> WHAT IS BEING ASKED
It is required that all of the data be written out exactly.

━━━━━ INPUT

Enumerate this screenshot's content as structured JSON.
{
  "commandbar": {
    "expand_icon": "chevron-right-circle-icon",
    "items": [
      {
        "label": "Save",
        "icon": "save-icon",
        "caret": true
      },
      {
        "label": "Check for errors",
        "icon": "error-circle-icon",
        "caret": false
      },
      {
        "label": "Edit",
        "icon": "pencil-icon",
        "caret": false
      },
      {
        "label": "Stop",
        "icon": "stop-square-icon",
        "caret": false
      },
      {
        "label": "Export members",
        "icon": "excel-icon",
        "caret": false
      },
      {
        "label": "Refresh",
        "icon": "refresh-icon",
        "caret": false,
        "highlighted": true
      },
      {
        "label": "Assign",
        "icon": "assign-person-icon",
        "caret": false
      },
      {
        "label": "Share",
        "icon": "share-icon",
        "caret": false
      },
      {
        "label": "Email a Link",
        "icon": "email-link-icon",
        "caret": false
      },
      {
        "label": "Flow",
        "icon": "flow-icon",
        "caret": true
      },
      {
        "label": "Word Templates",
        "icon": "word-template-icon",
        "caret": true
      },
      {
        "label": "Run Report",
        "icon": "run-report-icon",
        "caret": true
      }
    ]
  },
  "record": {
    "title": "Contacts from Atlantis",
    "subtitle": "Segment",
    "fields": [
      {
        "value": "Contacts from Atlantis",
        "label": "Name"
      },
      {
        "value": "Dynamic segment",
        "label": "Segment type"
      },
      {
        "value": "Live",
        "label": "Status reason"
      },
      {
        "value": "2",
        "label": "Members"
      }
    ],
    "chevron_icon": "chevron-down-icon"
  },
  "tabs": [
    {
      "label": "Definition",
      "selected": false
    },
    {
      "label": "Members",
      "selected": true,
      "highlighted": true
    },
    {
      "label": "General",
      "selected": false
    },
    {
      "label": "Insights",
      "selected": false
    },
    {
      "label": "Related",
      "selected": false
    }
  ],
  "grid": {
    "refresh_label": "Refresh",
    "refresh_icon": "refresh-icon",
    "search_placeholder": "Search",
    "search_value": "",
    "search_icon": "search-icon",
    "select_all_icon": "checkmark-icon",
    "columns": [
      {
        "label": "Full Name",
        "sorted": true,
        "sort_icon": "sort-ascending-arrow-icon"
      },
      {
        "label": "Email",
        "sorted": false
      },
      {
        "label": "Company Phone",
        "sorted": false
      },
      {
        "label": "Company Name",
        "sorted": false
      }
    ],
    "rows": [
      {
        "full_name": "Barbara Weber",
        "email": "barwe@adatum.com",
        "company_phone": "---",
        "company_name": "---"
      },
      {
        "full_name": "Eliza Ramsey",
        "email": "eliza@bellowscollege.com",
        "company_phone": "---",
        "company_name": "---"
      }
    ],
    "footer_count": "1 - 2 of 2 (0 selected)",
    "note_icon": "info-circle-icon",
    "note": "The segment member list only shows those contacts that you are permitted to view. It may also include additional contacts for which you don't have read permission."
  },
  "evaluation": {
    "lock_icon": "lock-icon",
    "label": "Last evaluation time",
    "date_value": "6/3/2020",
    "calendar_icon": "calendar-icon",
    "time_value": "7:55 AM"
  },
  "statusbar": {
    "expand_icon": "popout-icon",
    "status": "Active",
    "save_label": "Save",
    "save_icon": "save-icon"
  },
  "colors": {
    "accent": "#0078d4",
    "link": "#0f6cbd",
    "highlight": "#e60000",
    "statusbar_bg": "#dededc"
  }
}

━━━━━━━━━━

> RESULT FOR THIS EXERCISE
Enumerate this screenshot's content as structured JSON.
{
  "commandbar": {
    "expand_icon": "chevron-right-circle-icon",
    "items": [
      {
        "label": "Save",
        "icon": "save-icon",
        "caret": true
      },
      {
        "label": "Check for errors",
        "icon": "error-circle-icon",
        "caret": false
      },
      {
        "label": "Edit",
        "icon": "pencil-icon",
        "caret": false
      },
      {
        "label": "Stop",
        "icon": "stop-square-icon",
        "caret": false
      },
      {
        "label": "Export members",
        "icon": "excel-icon",
        "caret": false
      },
      {
        "label": "Refresh",
        "icon": "refresh-icon",
        "caret": false,
        "highlighted": true
      },
      {
        "label": "Assign",
        "icon": "assign-person-icon",
        "caret": false
      },
      {
        "label": "Share",
        "icon": "share-icon",
        "caret": false
      },
      {
        "label": "Email a Link",
        "icon": "email-link-icon",
        "caret": false
      },
      {
        "label": "Flow",
        "icon": "flow-icon",
        "caret": true
      },
      {
        "label": "Word Templates",
        "icon": "word-template-icon",
        "caret": true
      },
      {
        "label": "Run Report",
        "icon": "run-report-icon",
        "caret": true
      }
    ]
  },
  "record": {
    "title": "Contacts from Atlantis",
    "subtitle": "Segment",
    "fields": [
      {
        "value": "Contacts from Atlantis",
        "label": "Name"
      },
      {
        "value": "Dynamic segment",
        "label": "Segment type"
      },
      {
        "value": "Live",
        "label": "Status reason"
      },
      {
        "value": "2",
        "label": "Members"
      }
    ],
    "chevron_icon": "chevron-down-icon"
  },
  "tabs": [
    {
      "label": "Definition",
      "selected": false
    },
    {
      "label": "Members",
      "selected": true,
      "highlighted": true
    },
    {
      "label": "General",
      "selected": false
    },
    {
      "label": "Insights",
      "selected": false
    },
    {
      "label": "Related",
      "selected": false
    }
  ],
  "grid": {
    "refresh_label": "Refresh",
    "refresh_icon": "refresh-icon",
    "search_placeholder": "Search",
    "search_value": "",
    "search_icon": "search-icon",
    "select_all_icon": "checkmark-icon",
    "columns": [
      {
        "label": "Full Name",
        "sorted": true,
        "sort_icon": "sort-ascending-arrow-icon"
      },
      {
        "label": "Email",
        "sorted": false
      },
      {
        "label": "Company Phone",
        "sorted": false
      },
      {
        "label": "Company Name",
        "sorted": false
      }
    ],
    "rows": [
      {
        "full_name": "Barbara Weber",
        "email": "barwe@adatum.com",
        "company_phone": "---",
        "company_name": "---"
      },
      {
        "full_name": "Eliza Ramsey",
        "email": "eliza@bellowscollege.com",
        "company_phone": "---",
        "company_name": "---"
      }
    ],
    "footer_count": "1 - 2 of 2 (0 selected)",
    "note_icon": "info-circle-icon",
    "note": "The segment member list only shows those contacts that you are permitted to view. It may also include additional contacts for which you don't have read permission."
  },
  "evaluation": {
    "lock_icon": "lock-icon",
    "label": "Last evaluation time",
    "date_value": "6/3/2020",
    "calendar_icon": "calendar-icon",
    "time_value": "7:55 AM"
  },
  "statusbar": {
    "expand_icon": "popout-icon",
    "status": "Active",
    "save_label": "Save",
    "save_icon": "save-icon"
  },
  "colors": {
    "accent": "#0078d4",
    "link": "#0f6cbd",
    "highlight": "#e60000",
    "statusbar_bg": "#dededc"
  }
}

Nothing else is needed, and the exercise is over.